A cylinder with a movable piston contains air under a pressure p_… - Vidyadip

MCQ

A cylinder with a movable piston contains air under a pressure $p_1$ and a soap bubble of radius $'r'$ . The pressure $p_2$ to which the air should be compressed by slowly pushing the piston into the cylinder for the soap bubble to reduce its size by half will be: (The surface tension is $\sigma $ , and the temperature $T$ is maintained constant)

✓
$\left[ {8{p_1} + \frac{{24\sigma }}{r}} \right]$
B
$\left[ {4{p_1} + \frac{{24\sigma }}{r}} \right]$
C
$\left[ {2{p_1} + \frac{{24\sigma }}{r}} \right]$
D
$\left[ {2{p_1} + \frac{{12\sigma }}{r}} \right]$

✓

Answer

Correct option: A.

(Element location listings)
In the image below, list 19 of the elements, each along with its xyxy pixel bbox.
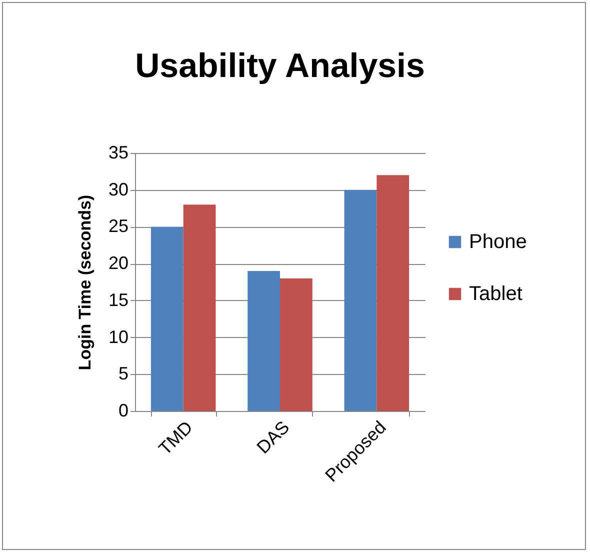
y-tick-label: 10 xyxy=(108,326,128,347)
y-tick-label: 0 xyxy=(118,400,128,420)
chart-title: Usability Analysis xyxy=(135,47,425,85)
y-tick-label: 35 xyxy=(108,142,128,162)
bar xyxy=(248,270,280,411)
y-axis-title: Login Time (seconds) xyxy=(75,194,94,370)
bar xyxy=(280,278,312,411)
y-tick-label: 5 xyxy=(118,364,128,384)
legend-label: Phone xyxy=(469,231,527,253)
bar xyxy=(344,190,377,411)
x-tick-label: TMD xyxy=(154,417,197,459)
bar xyxy=(183,204,216,411)
y-tick-label: 30 xyxy=(108,179,128,200)
legend-label: Tablet xyxy=(469,283,523,305)
y-tick-label: 25 xyxy=(108,216,128,236)
bar xyxy=(376,175,410,411)
y-tick-label: 15 xyxy=(108,290,128,310)
bar xyxy=(150,226,184,411)
y-tick-label: 20 xyxy=(108,253,128,274)
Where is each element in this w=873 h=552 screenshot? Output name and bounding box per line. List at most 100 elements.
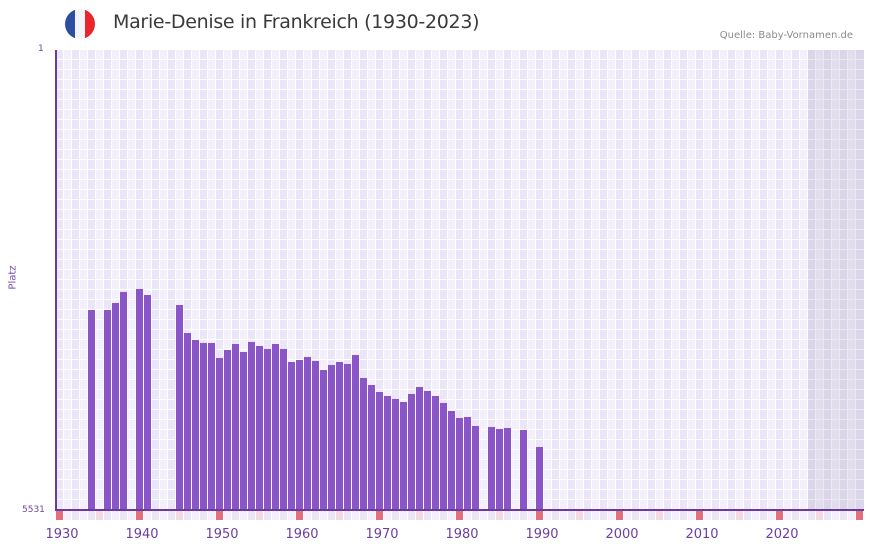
grid-column [488,50,496,510]
bar-1986[interactable] [504,427,511,510]
year-marker [624,511,631,520]
grid-column [640,50,648,510]
year-marker [552,511,559,520]
bar-1948[interactable] [200,342,207,510]
year-marker [272,511,279,520]
bar-1955[interactable] [256,346,263,510]
bar-1970[interactable] [376,392,383,510]
bar-1947[interactable] [192,339,199,510]
grid-column [96,50,104,510]
bar-1988[interactable] [520,429,527,510]
bar-1971[interactable] [384,396,391,510]
bar-1978[interactable] [440,403,447,510]
grid-column [688,50,696,510]
bar-1937[interactable] [112,303,119,510]
grid-column [144,50,152,510]
bar-1966[interactable] [344,364,351,510]
bar-1934[interactable] [88,310,95,510]
bar-1941[interactable] [144,294,151,510]
bar-1974[interactable] [408,394,415,510]
year-marker [288,511,295,520]
year-marker [744,511,751,520]
year-marker [616,511,623,520]
year-marker [688,511,695,520]
bar-1963[interactable] [320,370,327,510]
grid-column [128,50,136,510]
bar-1972[interactable] [392,399,399,510]
bar-1940[interactable] [136,288,143,510]
bar-1990[interactable] [536,447,543,510]
bar-1968[interactable] [360,378,367,510]
bar-1949[interactable] [208,342,215,510]
bar-1952[interactable] [232,343,239,510]
bar-1980[interactable] [456,418,463,510]
bar-1973[interactable] [400,402,407,510]
bar-1975[interactable] [416,387,423,510]
grid-line [407,50,408,510]
bar-1959[interactable] [288,362,295,510]
grid-line [159,50,160,510]
bar-1976[interactable] [424,391,431,510]
bar-1936[interactable] [104,310,111,510]
grid-column [608,50,616,510]
bar-1967[interactable] [352,355,359,510]
bar-1960[interactable] [296,360,303,510]
bar-1956[interactable] [264,349,271,510]
grid-column [160,50,168,510]
bar-1954[interactable] [248,341,255,510]
grid-line [367,50,368,510]
bar-1962[interactable] [312,361,319,510]
grid-column [376,50,384,510]
x-tick-label: 2000 [605,527,639,542]
grid-line [327,50,328,510]
grid-line [319,50,320,510]
bar-1985[interactable] [496,428,503,510]
year-marker [120,511,127,520]
grid-line [191,50,192,510]
bar-1979[interactable] [448,411,455,510]
year-marker [416,511,423,520]
grid-line [679,50,680,510]
grid-line [487,50,488,510]
grid-line [671,50,672,510]
year-marker [144,511,151,520]
year-marker [776,511,783,520]
year-marker [208,511,215,520]
bar-1945[interactable] [176,305,183,510]
bar-1953[interactable] [240,352,247,510]
bar-1964[interactable] [328,365,335,510]
grid-column [704,50,712,510]
grid-line [255,50,256,510]
bar-1957[interactable] [272,343,279,510]
bar-1950[interactable] [216,358,223,510]
bar-1981[interactable] [464,417,471,510]
bar-1946[interactable] [184,333,191,510]
bar-1984[interactable] [488,426,495,510]
year-marker [472,511,479,520]
bar-1969[interactable] [368,384,375,510]
bar-1961[interactable] [304,357,311,510]
grid-column [232,50,240,510]
year-marker [384,511,391,520]
year-marker [752,511,759,520]
grid-line [127,50,128,510]
y-axis-line [55,50,57,511]
grid-column [264,50,272,510]
grid-column [240,50,248,510]
grid-line [655,50,656,510]
grid-line [471,50,472,510]
year-marker [672,511,679,520]
bar-1965[interactable] [336,362,343,510]
grid-line [607,50,608,510]
bar-1938[interactable] [120,291,127,510]
bar-1958[interactable] [280,349,287,510]
grid-line [175,50,176,510]
grid-line [503,50,504,510]
bar-1951[interactable] [224,350,231,510]
grid-line [56,409,864,410]
bar-1982[interactable] [472,426,479,510]
grid-line [623,50,624,510]
grid-column [696,50,704,510]
grid-column [200,50,208,510]
bar-1977[interactable] [432,396,439,510]
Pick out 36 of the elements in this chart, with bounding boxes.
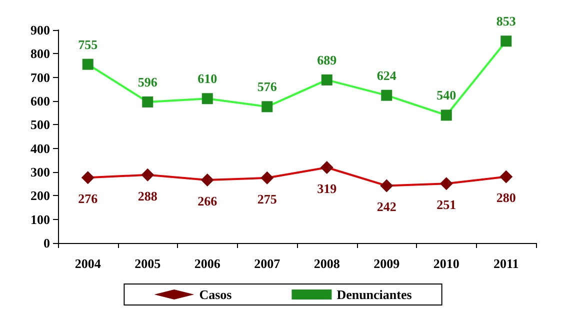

# Written request 1
In the piston and soap bubble problem, which quantity is kept constant?
# Written request 2
List every symbol that the piston and soap bubble problem defines in its statement, along with what each one stands for.

# Right answer 1
The temperature T

# Right answer 2
- p₁: the pressure of the air in the cylinder
- r: the radius of the soap bubble
- p₂: the pressure to which the air should be compressed
- σ: the surface tension
- T: the temperature